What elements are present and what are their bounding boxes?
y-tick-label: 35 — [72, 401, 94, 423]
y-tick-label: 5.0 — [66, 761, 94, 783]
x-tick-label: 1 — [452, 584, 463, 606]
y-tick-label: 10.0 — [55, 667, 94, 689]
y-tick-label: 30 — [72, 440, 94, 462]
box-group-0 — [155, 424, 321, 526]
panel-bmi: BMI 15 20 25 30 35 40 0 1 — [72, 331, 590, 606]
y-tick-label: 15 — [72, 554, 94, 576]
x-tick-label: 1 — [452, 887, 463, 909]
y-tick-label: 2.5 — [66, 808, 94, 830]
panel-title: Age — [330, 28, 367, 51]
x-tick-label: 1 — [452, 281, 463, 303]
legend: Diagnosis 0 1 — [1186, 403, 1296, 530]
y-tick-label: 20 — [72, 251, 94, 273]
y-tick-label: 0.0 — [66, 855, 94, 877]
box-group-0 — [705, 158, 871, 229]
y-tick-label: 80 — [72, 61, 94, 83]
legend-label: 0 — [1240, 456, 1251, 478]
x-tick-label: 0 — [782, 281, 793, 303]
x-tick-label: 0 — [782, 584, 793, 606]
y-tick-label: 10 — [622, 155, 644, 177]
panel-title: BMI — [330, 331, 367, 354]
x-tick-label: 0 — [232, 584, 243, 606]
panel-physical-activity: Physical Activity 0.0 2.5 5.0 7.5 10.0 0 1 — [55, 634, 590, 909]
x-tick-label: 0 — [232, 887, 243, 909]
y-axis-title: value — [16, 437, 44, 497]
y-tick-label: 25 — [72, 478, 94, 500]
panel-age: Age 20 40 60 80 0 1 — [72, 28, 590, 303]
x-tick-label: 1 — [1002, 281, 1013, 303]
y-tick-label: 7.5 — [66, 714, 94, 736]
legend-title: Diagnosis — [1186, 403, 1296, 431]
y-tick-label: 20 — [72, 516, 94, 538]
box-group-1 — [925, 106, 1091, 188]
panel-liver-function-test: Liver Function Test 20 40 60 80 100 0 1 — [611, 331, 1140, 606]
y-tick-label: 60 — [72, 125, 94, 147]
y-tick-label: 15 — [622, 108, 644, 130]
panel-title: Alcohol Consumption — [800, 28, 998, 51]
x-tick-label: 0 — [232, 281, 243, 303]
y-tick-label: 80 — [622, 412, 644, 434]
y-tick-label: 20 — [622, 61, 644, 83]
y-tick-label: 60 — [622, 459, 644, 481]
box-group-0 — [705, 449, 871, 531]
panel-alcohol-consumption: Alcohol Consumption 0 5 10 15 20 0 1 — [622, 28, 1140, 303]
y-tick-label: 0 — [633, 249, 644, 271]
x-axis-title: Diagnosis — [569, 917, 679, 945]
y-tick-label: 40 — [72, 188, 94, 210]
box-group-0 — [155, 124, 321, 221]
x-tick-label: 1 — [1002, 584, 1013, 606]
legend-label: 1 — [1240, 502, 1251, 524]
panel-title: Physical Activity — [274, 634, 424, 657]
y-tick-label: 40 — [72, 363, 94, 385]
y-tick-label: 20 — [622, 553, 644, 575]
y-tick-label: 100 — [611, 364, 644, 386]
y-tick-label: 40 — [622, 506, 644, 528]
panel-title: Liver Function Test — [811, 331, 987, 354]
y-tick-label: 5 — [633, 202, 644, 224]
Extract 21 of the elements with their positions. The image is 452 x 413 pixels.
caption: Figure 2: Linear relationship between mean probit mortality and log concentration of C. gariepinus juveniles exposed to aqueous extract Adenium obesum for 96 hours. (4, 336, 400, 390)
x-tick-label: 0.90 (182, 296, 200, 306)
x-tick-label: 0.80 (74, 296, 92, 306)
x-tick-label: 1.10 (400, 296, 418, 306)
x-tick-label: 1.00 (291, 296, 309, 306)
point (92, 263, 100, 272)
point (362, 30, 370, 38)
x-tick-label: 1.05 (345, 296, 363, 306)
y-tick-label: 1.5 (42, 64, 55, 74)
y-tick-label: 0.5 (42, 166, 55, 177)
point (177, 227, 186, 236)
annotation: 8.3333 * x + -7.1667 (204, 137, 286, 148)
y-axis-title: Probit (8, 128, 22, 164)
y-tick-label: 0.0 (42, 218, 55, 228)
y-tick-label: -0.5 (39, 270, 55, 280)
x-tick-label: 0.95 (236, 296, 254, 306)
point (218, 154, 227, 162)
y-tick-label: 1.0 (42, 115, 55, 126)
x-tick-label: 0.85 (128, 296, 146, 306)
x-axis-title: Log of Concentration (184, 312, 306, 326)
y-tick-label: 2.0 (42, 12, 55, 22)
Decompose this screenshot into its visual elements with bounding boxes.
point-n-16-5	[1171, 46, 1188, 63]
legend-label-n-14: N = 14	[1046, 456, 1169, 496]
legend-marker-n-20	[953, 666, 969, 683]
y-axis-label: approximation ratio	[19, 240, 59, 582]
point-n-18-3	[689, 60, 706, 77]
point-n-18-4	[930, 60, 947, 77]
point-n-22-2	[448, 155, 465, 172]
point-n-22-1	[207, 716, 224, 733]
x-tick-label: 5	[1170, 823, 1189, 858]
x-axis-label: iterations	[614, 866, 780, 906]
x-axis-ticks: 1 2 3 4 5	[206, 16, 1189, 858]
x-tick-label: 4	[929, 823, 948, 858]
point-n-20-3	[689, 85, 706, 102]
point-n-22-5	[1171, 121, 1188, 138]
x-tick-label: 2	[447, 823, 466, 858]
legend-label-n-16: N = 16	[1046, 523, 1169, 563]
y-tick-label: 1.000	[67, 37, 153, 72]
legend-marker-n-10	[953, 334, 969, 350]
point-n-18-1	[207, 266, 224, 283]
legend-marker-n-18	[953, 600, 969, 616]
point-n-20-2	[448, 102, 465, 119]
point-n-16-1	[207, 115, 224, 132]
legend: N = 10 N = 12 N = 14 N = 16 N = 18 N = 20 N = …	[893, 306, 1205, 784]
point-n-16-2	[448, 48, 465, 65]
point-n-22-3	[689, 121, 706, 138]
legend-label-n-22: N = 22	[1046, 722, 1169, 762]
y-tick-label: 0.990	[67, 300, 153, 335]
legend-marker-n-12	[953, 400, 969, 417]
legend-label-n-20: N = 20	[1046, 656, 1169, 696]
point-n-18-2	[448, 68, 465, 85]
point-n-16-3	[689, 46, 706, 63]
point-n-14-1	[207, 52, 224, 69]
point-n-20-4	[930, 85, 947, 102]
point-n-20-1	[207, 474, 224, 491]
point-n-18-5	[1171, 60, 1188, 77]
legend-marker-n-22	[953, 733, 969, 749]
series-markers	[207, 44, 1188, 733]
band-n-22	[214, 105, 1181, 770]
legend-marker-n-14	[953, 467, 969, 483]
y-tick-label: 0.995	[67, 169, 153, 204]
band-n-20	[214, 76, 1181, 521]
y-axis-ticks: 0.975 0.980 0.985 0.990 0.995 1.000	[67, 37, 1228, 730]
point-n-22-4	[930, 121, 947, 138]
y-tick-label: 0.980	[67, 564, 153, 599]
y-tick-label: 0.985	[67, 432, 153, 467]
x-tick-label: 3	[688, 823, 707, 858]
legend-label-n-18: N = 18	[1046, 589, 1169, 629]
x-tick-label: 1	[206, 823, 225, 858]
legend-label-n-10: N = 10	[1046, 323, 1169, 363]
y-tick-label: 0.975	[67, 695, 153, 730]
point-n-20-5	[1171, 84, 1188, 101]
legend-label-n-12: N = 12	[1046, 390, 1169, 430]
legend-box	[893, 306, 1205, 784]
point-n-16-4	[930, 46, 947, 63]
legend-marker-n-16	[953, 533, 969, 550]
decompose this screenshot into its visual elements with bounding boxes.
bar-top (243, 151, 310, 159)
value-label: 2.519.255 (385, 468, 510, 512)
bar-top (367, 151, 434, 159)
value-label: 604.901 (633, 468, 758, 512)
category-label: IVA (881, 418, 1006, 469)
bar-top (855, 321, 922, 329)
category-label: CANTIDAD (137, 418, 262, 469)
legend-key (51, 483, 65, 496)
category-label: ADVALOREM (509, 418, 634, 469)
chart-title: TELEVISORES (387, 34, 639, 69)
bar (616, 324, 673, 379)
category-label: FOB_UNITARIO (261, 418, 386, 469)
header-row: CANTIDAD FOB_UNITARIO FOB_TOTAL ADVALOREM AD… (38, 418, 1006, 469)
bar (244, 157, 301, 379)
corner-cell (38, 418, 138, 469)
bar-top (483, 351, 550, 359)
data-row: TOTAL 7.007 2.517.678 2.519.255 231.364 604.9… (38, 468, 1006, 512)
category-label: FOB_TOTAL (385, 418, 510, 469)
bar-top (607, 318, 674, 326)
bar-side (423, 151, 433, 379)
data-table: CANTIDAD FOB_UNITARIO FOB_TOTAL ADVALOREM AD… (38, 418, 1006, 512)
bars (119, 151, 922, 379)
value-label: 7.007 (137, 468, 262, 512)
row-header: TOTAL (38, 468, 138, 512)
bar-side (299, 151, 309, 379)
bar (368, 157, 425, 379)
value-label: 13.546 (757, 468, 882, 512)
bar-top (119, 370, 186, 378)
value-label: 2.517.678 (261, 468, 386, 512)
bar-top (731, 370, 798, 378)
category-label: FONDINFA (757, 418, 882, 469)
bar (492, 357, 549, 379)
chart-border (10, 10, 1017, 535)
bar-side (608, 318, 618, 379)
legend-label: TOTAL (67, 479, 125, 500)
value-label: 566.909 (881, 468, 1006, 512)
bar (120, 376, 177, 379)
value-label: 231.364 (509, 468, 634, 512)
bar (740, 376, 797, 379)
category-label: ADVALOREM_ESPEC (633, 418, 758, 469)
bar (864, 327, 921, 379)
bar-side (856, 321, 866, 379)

§ **Problem description**
Copy the records word for word, from their first line through the line that contains "y-tick-label: 2.5 — [66, 808, 94, 830]", with both ends included.

§ **Task output**
What elements are present and what are their bounding boxes?
y-tick-label: 35 — [72, 401, 94, 423]
y-tick-label: 5.0 — [66, 761, 94, 783]
x-tick-label: 1 — [452, 584, 463, 606]
y-tick-label: 10.0 — [55, 667, 94, 689]
y-tick-label: 30 — [72, 440, 94, 462]
box-group-0 — [155, 424, 321, 526]
panel-bmi: BMI 15 20 25 30 35 40 0 1 — [72, 331, 590, 606]
y-tick-label: 15 — [72, 554, 94, 576]
x-tick-label: 1 — [452, 887, 463, 909]
y-tick-label: 2.5 — [66, 808, 94, 830]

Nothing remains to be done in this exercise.